» **MATERIAL FOR THIS TASK**
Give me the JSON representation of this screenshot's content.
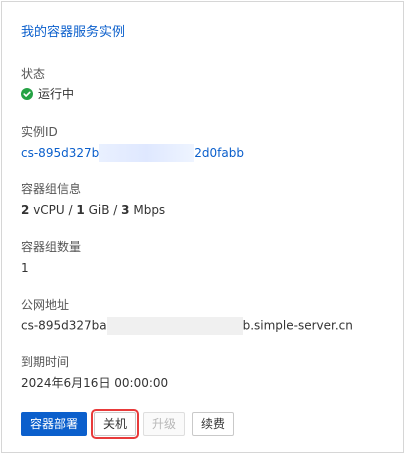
{
  "card": {
    "title": "我的容器服务实例"
  },
  "status": {
    "label": "状态",
    "value": "运行中",
    "icon": "check-circle-icon",
    "color": "#25a244"
  },
  "instance": {
    "label": "实例ID",
    "prefix": "cs-895d327b",
    "suffix": "2d0fabb"
  },
  "group_info": {
    "label": "容器组信息",
    "cpu_value": "2",
    "cpu_unit": "vCPU",
    "separator": "/",
    "memory_value": "1",
    "memory_unit": "GiB",
    "bandwidth_value": "3",
    "bandwidth_unit": "Mbps"
  },
  "group_count": {
    "label": "容器组数量",
    "value": "1"
  },
  "public_address": {
    "label": "公网地址",
    "prefix": "cs-895d327ba",
    "suffix": "b.simple-server.cn"
  },
  "expiry": {
    "label": "到期时间",
    "value": "2024年6月16日 00:00:00"
  },
  "actions": {
    "deploy": "容器部署",
    "shutdown": "关机",
    "upgrade": "升级",
    "renew": "续费"
  }
}
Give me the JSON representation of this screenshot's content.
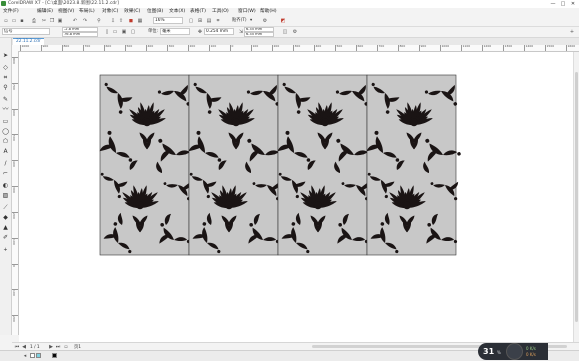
{
  "window": {
    "title": "CorelDRAW X7 - [C:\\桌面\\2023.8.新图\\22.11.2.cdr]",
    "controls": [
      "—",
      "□",
      "✕"
    ]
  },
  "menu": [
    "文件(F)",
    "编辑(E)",
    "视图(V)",
    "布局(L)",
    "对象(C)",
    "效果(C)",
    "位图(B)",
    "文本(X)",
    "表格(T)",
    "工具(O)",
    "窗口(W)",
    "帮助(H)"
  ],
  "toolbar": {
    "zoom_value": "16%",
    "snap_label": "贴齐(T)",
    "snap_arrow": "▾"
  },
  "property_bar": {
    "preset": "信号",
    "x_value": "-2.8 mm",
    "y_value": "76.8 mm",
    "unit_label": "单位:",
    "unit_value": "毫米",
    "nudge_value": "0.254 mm",
    "dup_x": "6.35 mm",
    "dup_y": "6.35 mm"
  },
  "document": {
    "tab_label": "22.11.2.cdr"
  },
  "ruler": {
    "h_labels": [
      "1000",
      "900",
      "800",
      "700",
      "600",
      "500",
      "400",
      "300",
      "200",
      "100",
      "0",
      "100",
      "200",
      "300",
      "400",
      "500",
      "600",
      "700",
      "800",
      "900",
      "1000",
      "1100",
      "1200",
      "1300",
      "1400",
      "1500",
      "1600"
    ],
    "v_labels": [
      "800",
      "700",
      "600",
      "500",
      "400",
      "300",
      "200",
      "100",
      "0",
      "100",
      "200"
    ]
  },
  "design": {
    "panel_fill": "#c8c8c8",
    "motif_fill": "#1a1414",
    "panel_count": 4
  },
  "page_nav": {
    "position": "1 / 1",
    "page_label": "页1"
  },
  "status": {
    "palette": [
      "#ffffff",
      "#7fd1e0",
      "#0a0a0a"
    ]
  },
  "speed_widget": {
    "value": "31",
    "unit": "%",
    "up": "0 K/s",
    "down": "0 K/s"
  }
}
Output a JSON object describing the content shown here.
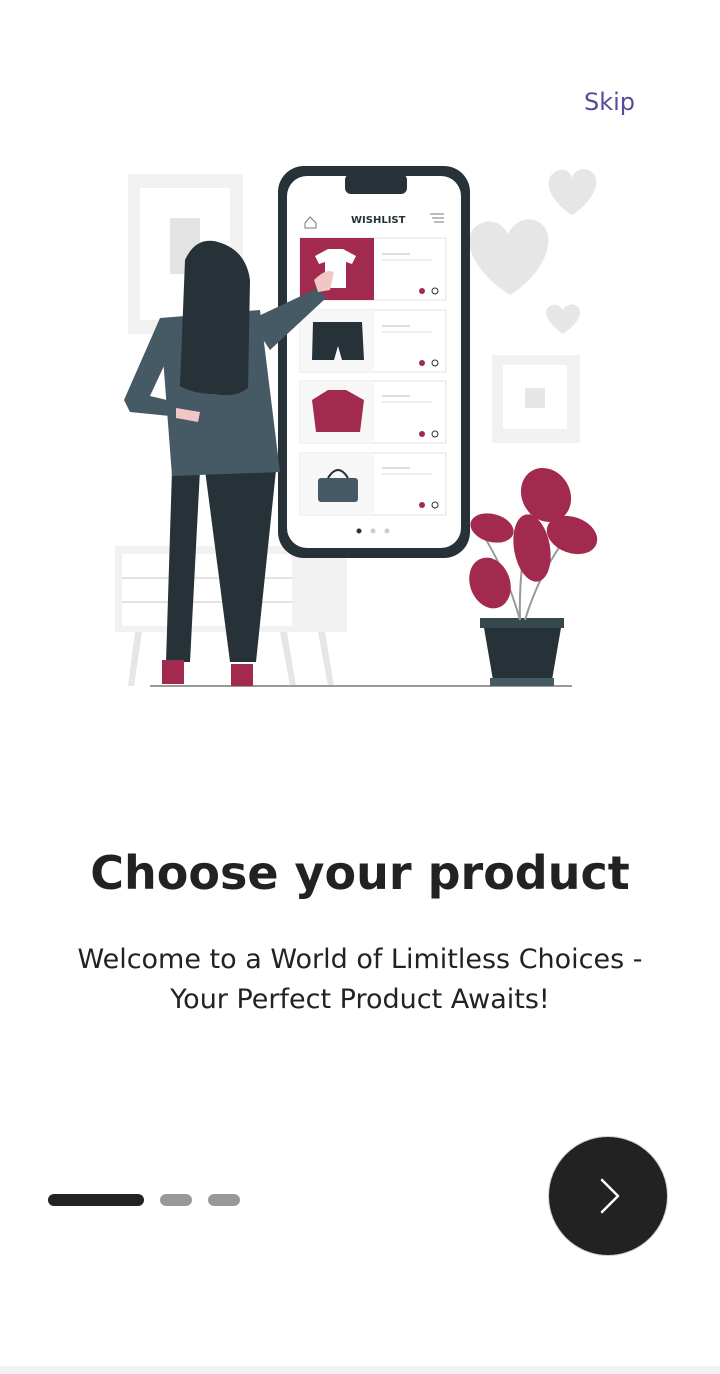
{
  "skip_label": "Skip",
  "title": "Choose your product",
  "subtitle_line1": "Welcome to a World of Limitless Choices -",
  "subtitle_line2": "Your Perfect Product Awaits!",
  "illustration": {
    "phone_header": "WISHLIST"
  },
  "pagination": {
    "total": 3,
    "active_index": 0
  },
  "next_button": {
    "icon": "chevron-right-icon"
  },
  "colors": {
    "accent": "#a12a4e",
    "dark": "#222222",
    "skip": "#5b4a9b"
  }
}
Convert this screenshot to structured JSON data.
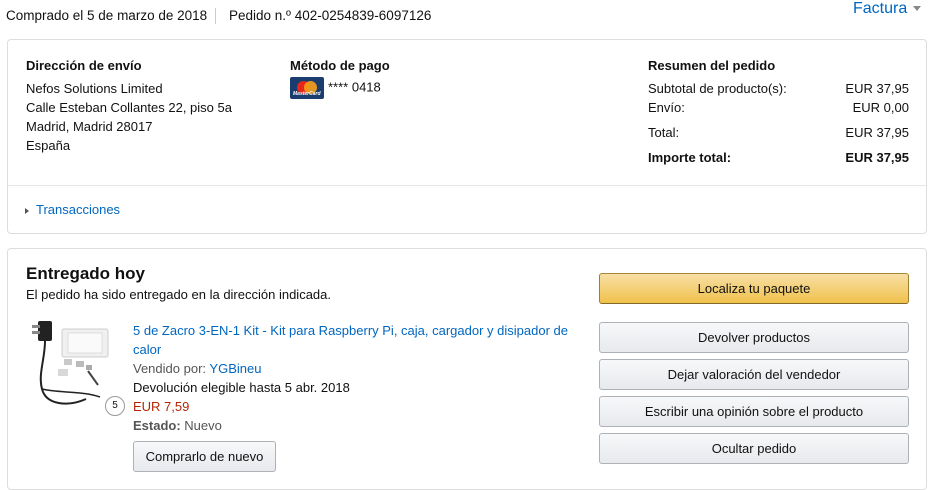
{
  "header": {
    "ordered_on": "Comprado el 5 de marzo de 2018",
    "order_number": "Pedido n.º 402-0254839-6097126",
    "invoice_label": "Factura"
  },
  "shipping": {
    "heading": "Dirección de envío",
    "lines": [
      "Nefos Solutions Limited",
      "Calle Esteban Collantes 22, piso 5a",
      "Madrid, Madrid 28017",
      "España"
    ]
  },
  "payment": {
    "heading": "Método de pago",
    "card_brand": "MasterCard",
    "card_number": "**** 0418"
  },
  "summary": {
    "heading": "Resumen del pedido",
    "subtotal_label": "Subtotal de producto(s):",
    "subtotal_value": "EUR 37,95",
    "shipping_label": "Envío:",
    "shipping_value": "EUR 0,00",
    "total_label": "Total:",
    "total_value": "EUR 37,95",
    "grand_label": "Importe total:",
    "grand_value": "EUR 37,95"
  },
  "transactions_label": "Transacciones",
  "delivery": {
    "status": "Entregado hoy",
    "description": "El pedido ha sido entregado en la dirección indicada."
  },
  "product": {
    "title": "5 de Zacro 3-EN-1 Kit - Kit para Raspberry Pi, caja, cargador y disipador de calor",
    "sold_by_label": "Vendido por:",
    "seller": "YGBineu",
    "return_note": "Devolución elegible hasta 5 abr. 2018",
    "price": "EUR 7,59",
    "condition_label": "Estado:",
    "condition_value": "Nuevo",
    "quantity": "5",
    "buy_again": "Comprarlo de nuevo"
  },
  "actions": {
    "track": "Localiza tu paquete",
    "return": "Devolver productos",
    "seller_feedback": "Dejar valoración del vendedor",
    "review": "Escribir una opinión sobre el producto",
    "hide": "Ocultar pedido"
  },
  "colors": {
    "link": "#0066c0",
    "price": "#b12704",
    "primary_button": "#f0c14b"
  }
}
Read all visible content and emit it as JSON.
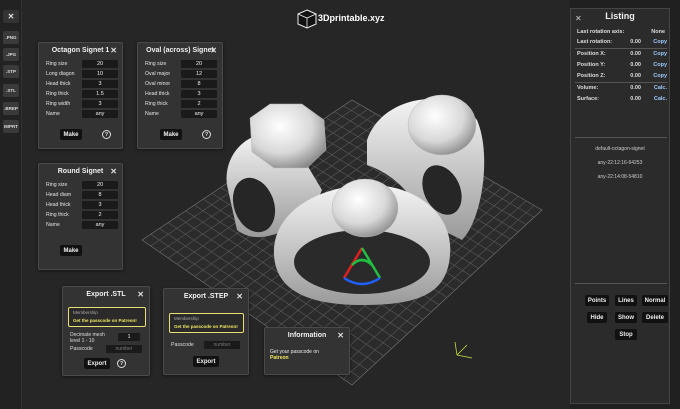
{
  "app": {
    "title": "3Dprintable.xyz"
  },
  "left_bar": {
    "close_label": "✕",
    "buttons": [
      ".PNG",
      ".JPG",
      ".STP",
      ".STL",
      ".BREP",
      "IMPRT"
    ]
  },
  "octagon_panel": {
    "title": "Octagon Signet 1",
    "rows": [
      {
        "label": "Ring size",
        "value": "20"
      },
      {
        "label": "Long diagon",
        "value": "10"
      },
      {
        "label": "Head thick",
        "value": "3"
      },
      {
        "label": "Ring thick",
        "value": "1.5"
      },
      {
        "label": "Ring width",
        "value": "3"
      },
      {
        "label": "Name",
        "value": "any"
      }
    ],
    "make_label": "Make",
    "help_label": "?"
  },
  "oval_panel": {
    "title": "Oval (across) Signet",
    "rows": [
      {
        "label": "Ring size",
        "value": "20"
      },
      {
        "label": "Oval major",
        "value": "12"
      },
      {
        "label": "Oval minor",
        "value": "8"
      },
      {
        "label": "Head thick",
        "value": "3"
      },
      {
        "label": "Ring thick",
        "value": "2"
      },
      {
        "label": "Name",
        "value": "any"
      }
    ],
    "make_label": "Make",
    "help_label": "?"
  },
  "round_panel": {
    "title": "Round Signet",
    "rows": [
      {
        "label": "Ring size",
        "value": "20"
      },
      {
        "label": "Head diam",
        "value": "8"
      },
      {
        "label": "Head thick",
        "value": "3"
      },
      {
        "label": "Ring thick",
        "value": "2"
      },
      {
        "label": "Name",
        "value": "any"
      }
    ],
    "make_label": "Make"
  },
  "export_stl": {
    "title": "Export .STL",
    "membership_label": "Membership",
    "membership_text": "Get the passcode on Patreon!",
    "decimate_label": "Decimate mesh level 1 - 10",
    "decimate_value": "1",
    "passcode_label": "Passcode",
    "passcode_placeholder": "number",
    "export_label": "Export",
    "help_label": "?"
  },
  "export_step": {
    "title": "Export .STEP",
    "membership_label": "Membership",
    "membership_text": "Get the passcode on Patreon!",
    "passcode_label": "Passcode",
    "passcode_placeholder": "number",
    "export_label": "Export"
  },
  "info_panel": {
    "title": "Information",
    "text": "Get your passcode on",
    "link": "Patreon"
  },
  "listing": {
    "title": "Listing",
    "close_label": "✕",
    "last_rotation_axis": {
      "label": "Last rotation axis:",
      "value": "None"
    },
    "rows": [
      {
        "label": "Last rotation:",
        "value": "0.00",
        "action": "Copy"
      },
      {
        "label": "Position X:",
        "value": "0.00",
        "action": "Copy"
      },
      {
        "label": "Position Y:",
        "value": "0.00",
        "action": "Copy"
      },
      {
        "label": "Position Z:",
        "value": "0.00",
        "action": "Copy"
      },
      {
        "label": "Volume:",
        "value": "0.00",
        "action": "Calc."
      },
      {
        "label": "Surface:",
        "value": "0.00",
        "action": "Calc."
      }
    ],
    "files": [
      "default-octagon-signet",
      "any-22:12:16-64253",
      "any-22:14:08-54810"
    ],
    "buttons": {
      "points": "Points",
      "lines": "Lines",
      "normal": "Normal",
      "hide": "Hide",
      "show": "Show",
      "delete": "Delete",
      "stop": "Stop"
    }
  },
  "colors": {
    "accent_yellow": "#f0e860",
    "link_blue": "#9ecbff",
    "axis_red": "#e02020",
    "axis_green": "#20c040",
    "axis_blue": "#2060ff"
  }
}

» **EXERCISE DIRECTIONS**
Copy every line of the listing that includes the string "icon".

» **WRITTEN RESPONSE**
    "icon": "check-circle-icon",
    "icon": "chevron-right-icon"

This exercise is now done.